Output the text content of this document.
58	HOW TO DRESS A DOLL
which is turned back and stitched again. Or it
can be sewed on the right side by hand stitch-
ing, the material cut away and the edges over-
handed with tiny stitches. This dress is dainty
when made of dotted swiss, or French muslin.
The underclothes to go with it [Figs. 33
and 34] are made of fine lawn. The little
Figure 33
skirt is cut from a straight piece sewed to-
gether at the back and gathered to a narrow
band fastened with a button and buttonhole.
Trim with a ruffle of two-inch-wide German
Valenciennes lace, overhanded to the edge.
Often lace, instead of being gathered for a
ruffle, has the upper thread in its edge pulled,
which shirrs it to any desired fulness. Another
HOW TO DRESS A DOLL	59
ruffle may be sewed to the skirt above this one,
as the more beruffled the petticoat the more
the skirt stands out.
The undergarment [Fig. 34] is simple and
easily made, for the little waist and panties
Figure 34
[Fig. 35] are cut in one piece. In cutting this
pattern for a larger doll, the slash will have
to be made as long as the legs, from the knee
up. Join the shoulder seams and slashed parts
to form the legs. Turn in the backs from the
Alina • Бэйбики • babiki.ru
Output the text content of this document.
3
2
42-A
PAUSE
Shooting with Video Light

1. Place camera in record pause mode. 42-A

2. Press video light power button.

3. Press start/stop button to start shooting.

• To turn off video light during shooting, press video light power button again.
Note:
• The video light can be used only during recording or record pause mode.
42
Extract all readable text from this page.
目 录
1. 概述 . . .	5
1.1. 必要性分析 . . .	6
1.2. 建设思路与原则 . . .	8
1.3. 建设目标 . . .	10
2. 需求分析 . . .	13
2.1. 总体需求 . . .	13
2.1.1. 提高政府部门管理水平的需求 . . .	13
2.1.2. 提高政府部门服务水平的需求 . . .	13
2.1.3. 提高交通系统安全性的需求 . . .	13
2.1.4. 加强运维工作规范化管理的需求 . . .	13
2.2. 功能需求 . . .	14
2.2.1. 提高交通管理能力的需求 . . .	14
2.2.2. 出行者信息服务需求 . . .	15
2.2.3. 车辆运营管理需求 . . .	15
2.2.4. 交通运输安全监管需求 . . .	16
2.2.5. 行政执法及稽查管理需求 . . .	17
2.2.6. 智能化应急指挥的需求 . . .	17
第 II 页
◆ ◆ ◆ ◆
**DIRECTION**
Take the lines above and retype all of them exactly.

**TASK SOLUTION**
Output the text content of this document.
58	HOW TO DRESS A DOLL
which is turned back and stitched again. Or it
can be sewed on the right side by hand stitch-
ing, the material cut away and the edges over-
handed with tiny stitches. This dress is dainty
when made of dotted swiss, or French muslin.
The underclothes to go with it [Figs. 33
and 34] are made of fine lawn. The little
Figure 33
skirt is cut from a straight piece sewed to-
gether at the back and gathered to a narrow
band fastened with a button and buttonhole.
Trim with a ruffle of two-inch-wide German
Valenciennes lace, overhanded to the edge.
Often lace, instead of being gathered for a
ruffle, has the upper thread in its edge pulled,
which shirrs it to any desired fulness. Another
HOW TO DRESS A DOLL	59
ruffle may be sewed to the skirt above this one,
as the more beruffled the petticoat the more
the skirt stands out.
The undergarment [Fig. 34] is simple and
easily made, for the little waist and panties
Figure 34
[Fig. 35] are cut in one piece. In cutting this
pattern for a larger doll, the slash will have
to be made as long as the legs, from the knee
up. Join the shoulder seams and slashed parts
to form the legs. Turn in the backs from the
Alina • Бэйбики • babiki.ru
Output the text content of this document.
3
2
42-A
PAUSE
Shooting with Video Light

1. Place camera in record pause mode. 42-A

2. Press video light power button.

3. Press start/stop button to start shooting.

• To turn off video light during shooting, press video light power button again.
Note:
• The video light can be used only during recording or record pause mode.
42
Extract all readable text from this page.
目 录
1. 概述 . . .	5
1.1. 必要性分析 . . .	6
1.2. 建设思路与原则 . . .	8
1.3. 建设目标 . . .	10
2. 需求分析 . . .	13
2.1. 总体需求 . . .	13
2.1.1. 提高政府部门管理水平的需求 . . .	13
2.1.2. 提高政府部门服务水平的需求 . . .	13
2.1.3. 提高交通系统安全性的需求 . . .	13
2.1.4. 加强运维工作规范化管理的需求 . . .	13
2.2. 功能需求 . . .	14
2.2.1. 提高交通管理能力的需求 . . .	14
2.2.2. 出行者信息服务需求 . . .	15
2.2.3. 车辆运营管理需求 . . .	15
2.2.4. 交通运输安全监管需求 . . .	16
2.2.5. 行政执法及稽查管理需求 . . .	17
2.2.6. 智能化应急指挥的需求 . . .	17
第 II 页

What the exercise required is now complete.